> **SUPPLIED DATA**:
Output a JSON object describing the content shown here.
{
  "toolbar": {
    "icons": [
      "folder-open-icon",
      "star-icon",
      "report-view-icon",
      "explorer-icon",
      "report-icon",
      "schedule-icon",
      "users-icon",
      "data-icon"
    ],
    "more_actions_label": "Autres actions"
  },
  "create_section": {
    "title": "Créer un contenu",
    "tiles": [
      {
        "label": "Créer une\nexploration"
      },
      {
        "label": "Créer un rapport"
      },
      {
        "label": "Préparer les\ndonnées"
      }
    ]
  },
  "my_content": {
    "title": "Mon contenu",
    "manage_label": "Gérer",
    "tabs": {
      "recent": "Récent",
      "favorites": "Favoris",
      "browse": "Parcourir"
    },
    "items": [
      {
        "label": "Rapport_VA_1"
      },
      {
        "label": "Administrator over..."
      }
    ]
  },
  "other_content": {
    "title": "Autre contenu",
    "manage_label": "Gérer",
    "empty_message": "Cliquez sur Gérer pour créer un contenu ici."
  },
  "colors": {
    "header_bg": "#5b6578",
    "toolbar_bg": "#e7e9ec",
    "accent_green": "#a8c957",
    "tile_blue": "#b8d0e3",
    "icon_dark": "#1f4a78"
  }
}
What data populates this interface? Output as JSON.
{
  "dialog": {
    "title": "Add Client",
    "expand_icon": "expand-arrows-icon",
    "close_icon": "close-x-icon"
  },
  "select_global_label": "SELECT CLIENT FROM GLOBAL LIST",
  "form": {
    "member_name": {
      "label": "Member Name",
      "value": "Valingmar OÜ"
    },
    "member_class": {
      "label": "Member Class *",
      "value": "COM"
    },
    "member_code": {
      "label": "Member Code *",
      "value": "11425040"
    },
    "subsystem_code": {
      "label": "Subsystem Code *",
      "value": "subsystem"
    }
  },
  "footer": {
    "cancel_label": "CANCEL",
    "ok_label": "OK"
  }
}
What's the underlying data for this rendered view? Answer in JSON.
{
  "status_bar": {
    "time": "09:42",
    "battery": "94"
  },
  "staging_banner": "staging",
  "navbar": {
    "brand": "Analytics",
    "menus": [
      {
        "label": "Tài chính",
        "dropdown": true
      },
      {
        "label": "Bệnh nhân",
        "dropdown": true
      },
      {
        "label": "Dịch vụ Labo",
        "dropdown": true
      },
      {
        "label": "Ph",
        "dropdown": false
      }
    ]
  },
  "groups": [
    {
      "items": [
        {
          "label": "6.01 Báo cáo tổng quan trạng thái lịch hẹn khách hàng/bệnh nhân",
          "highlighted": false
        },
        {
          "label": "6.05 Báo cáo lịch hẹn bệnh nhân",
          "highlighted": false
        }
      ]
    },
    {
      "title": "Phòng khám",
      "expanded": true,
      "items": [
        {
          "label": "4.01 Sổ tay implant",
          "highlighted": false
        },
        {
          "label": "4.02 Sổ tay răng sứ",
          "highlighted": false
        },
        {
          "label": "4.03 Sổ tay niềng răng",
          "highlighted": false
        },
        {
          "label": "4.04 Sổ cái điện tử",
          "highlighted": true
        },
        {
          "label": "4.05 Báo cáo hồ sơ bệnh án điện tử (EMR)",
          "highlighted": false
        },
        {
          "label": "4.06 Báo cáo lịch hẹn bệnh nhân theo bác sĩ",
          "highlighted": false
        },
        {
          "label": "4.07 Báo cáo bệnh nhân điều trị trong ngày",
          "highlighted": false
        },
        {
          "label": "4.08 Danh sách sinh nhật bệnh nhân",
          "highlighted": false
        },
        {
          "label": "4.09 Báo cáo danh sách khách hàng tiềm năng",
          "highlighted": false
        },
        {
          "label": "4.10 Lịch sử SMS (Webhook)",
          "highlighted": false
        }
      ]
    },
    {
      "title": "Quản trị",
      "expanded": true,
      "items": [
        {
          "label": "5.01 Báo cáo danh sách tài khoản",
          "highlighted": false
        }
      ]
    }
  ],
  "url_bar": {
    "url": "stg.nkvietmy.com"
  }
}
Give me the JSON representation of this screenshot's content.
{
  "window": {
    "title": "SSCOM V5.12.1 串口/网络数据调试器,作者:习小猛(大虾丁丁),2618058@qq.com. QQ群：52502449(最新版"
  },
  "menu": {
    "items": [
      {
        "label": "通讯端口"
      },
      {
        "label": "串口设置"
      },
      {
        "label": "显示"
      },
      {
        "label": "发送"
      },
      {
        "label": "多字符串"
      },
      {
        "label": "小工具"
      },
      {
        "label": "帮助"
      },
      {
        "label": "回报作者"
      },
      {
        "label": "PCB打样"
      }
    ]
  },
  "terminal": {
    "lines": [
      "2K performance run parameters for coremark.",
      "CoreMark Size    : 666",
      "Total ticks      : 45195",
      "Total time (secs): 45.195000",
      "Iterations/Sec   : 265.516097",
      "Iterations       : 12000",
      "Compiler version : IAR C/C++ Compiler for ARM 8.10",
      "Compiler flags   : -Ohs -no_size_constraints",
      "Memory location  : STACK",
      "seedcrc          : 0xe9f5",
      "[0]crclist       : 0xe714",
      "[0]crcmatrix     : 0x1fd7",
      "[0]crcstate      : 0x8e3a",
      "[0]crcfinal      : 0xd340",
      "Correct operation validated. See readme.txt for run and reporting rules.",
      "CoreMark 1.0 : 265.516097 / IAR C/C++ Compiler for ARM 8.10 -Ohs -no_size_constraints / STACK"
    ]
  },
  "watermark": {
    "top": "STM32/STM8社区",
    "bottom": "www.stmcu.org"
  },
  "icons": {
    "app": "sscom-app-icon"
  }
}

> **AIM**: Return every line exactly.

> **FULL ANSWER**:
Output a JSON object describing the content shown here.
{
  "toolbar": {
    "icons": [
      "folder-open-icon",
      "star-icon",
      "report-view-icon",
      "explorer-icon",
      "report-icon",
      "schedule-icon",
      "users-icon",
      "data-icon"
    ],
    "more_actions_label": "Autres actions"
  },
  "create_section": {
    "title": "Créer un contenu",
    "tiles": [
      {
        "label": "Créer une\nexploration"
      },
      {
        "label": "Créer un rapport"
      },
      {
        "label": "Préparer les\ndonnées"
      }
    ]
  },
  "my_content": {
    "title": "Mon contenu",
    "manage_label": "Gérer",
    "tabs": {
      "recent": "Récent",
      "favorites": "Favoris",
      "browse": "Parcourir"
    },
    "items": [
      {
        "label": "Rapport_VA_1"
      },
      {
        "label": "Administrator over..."
      }
    ]
  },
  "other_content": {
    "title": "Autre contenu",
    "manage_label": "Gérer",
    "empty_message": "Cliquez sur Gérer pour créer un contenu ici."
  },
  "colors": {
    "header_bg": "#5b6578",
    "toolbar_bg": "#e7e9ec",
    "accent_green": "#a8c957",
    "tile_blue": "#b8d0e3",
    "icon_dark": "#1f4a78"
  }
}
What data populates this interface? Output as JSON.
{
  "dialog": {
    "title": "Add Client",
    "expand_icon": "expand-arrows-icon",
    "close_icon": "close-x-icon"
  },
  "select_global_label": "SELECT CLIENT FROM GLOBAL LIST",
  "form": {
    "member_name": {
      "label": "Member Name",
      "value": "Valingmar OÜ"
    },
    "member_class": {
      "label": "Member Class *",
      "value": "COM"
    },
    "member_code": {
      "label": "Member Code *",
      "value": "11425040"
    },
    "subsystem_code": {
      "label": "Subsystem Code *",
      "value": "subsystem"
    }
  },
  "footer": {
    "cancel_label": "CANCEL",
    "ok_label": "OK"
  }
}
What's the underlying data for this rendered view? Answer in JSON.
{
  "status_bar": {
    "time": "09:42",
    "battery": "94"
  },
  "staging_banner": "staging",
  "navbar": {
    "brand": "Analytics",
    "menus": [
      {
        "label": "Tài chính",
        "dropdown": true
      },
      {
        "label": "Bệnh nhân",
        "dropdown": true
      },
      {
        "label": "Dịch vụ Labo",
        "dropdown": true
      },
      {
        "label": "Ph",
        "dropdown": false
      }
    ]
  },
  "groups": [
    {
      "items": [
        {
          "label": "6.01 Báo cáo tổng quan trạng thái lịch hẹn khách hàng/bệnh nhân",
          "highlighted": false
        },
        {
          "label": "6.05 Báo cáo lịch hẹn bệnh nhân",
          "highlighted": false
        }
      ]
    },
    {
      "title": "Phòng khám",
      "expanded": true,
      "items": [
        {
          "label": "4.01 Sổ tay implant",
          "highlighted": false
        },
        {
          "label": "4.02 Sổ tay răng sứ",
          "highlighted": false
        },
        {
          "label": "4.03 Sổ tay niềng răng",
          "highlighted": false
        },
        {
          "label": "4.04 Sổ cái điện tử",
          "highlighted": true
        },
        {
          "label": "4.05 Báo cáo hồ sơ bệnh án điện tử (EMR)",
          "highlighted": false
        },
        {
          "label": "4.06 Báo cáo lịch hẹn bệnh nhân theo bác sĩ",
          "highlighted": false
        },
        {
          "label": "4.07 Báo cáo bệnh nhân điều trị trong ngày",
          "highlighted": false
        },
        {
          "label": "4.08 Danh sách sinh nhật bệnh nhân",
          "highlighted": false
        },
        {
          "label": "4.09 Báo cáo danh sách khách hàng tiềm năng",
          "highlighted": false
        },
        {
          "label": "4.10 Lịch sử SMS (Webhook)",
          "highlighted": false
        }
      ]
    },
    {
      "title": "Quản trị",
      "expanded": true,
      "items": [
        {
          "label": "5.01 Báo cáo danh sách tài khoản",
          "highlighted": false
        }
      ]
    }
  ],
  "url_bar": {
    "url": "stg.nkvietmy.com"
  }
}
Give me the JSON representation of this screenshot's content.
{
  "window": {
    "title": "SSCOM V5.12.1 串口/网络数据调试器,作者:习小猛(大虾丁丁),2618058@qq.com. QQ群：52502449(最新版"
  },
  "menu": {
    "items": [
      {
        "label": "通讯端口"
      },
      {
        "label": "串口设置"
      },
      {
        "label": "显示"
      },
      {
        "label": "发送"
      },
      {
        "label": "多字符串"
      },
      {
        "label": "小工具"
      },
      {
        "label": "帮助"
      },
      {
        "label": "回报作者"
      },
      {
        "label": "PCB打样"
      }
    ]
  },
  "terminal": {
    "lines": [
      "2K performance run parameters for coremark.",
      "CoreMark Size    : 666",
      "Total ticks      : 45195",
      "Total time (secs): 45.195000",
      "Iterations/Sec   : 265.516097",
      "Iterations       : 12000",
      "Compiler version : IAR C/C++ Compiler for ARM 8.10",
      "Compiler flags   : -Ohs -no_size_constraints",
      "Memory location  : STACK",
      "seedcrc          : 0xe9f5",
      "[0]crclist       : 0xe714",
      "[0]crcmatrix     : 0x1fd7",
      "[0]crcstate      : 0x8e3a",
      "[0]crcfinal      : 0xd340",
      "Correct operation validated. See readme.txt for run and reporting rules.",
      "CoreMark 1.0 : 265.516097 / IAR C/C++ Compiler for ARM 8.10 -Ohs -no_size_constraints / STACK"
    ]
  },
  "watermark": {
    "top": "STM32/STM8社区",
    "bottom": "www.stmcu.org"
  },
  "icons": {
    "app": "sscom-app-icon"
  }
}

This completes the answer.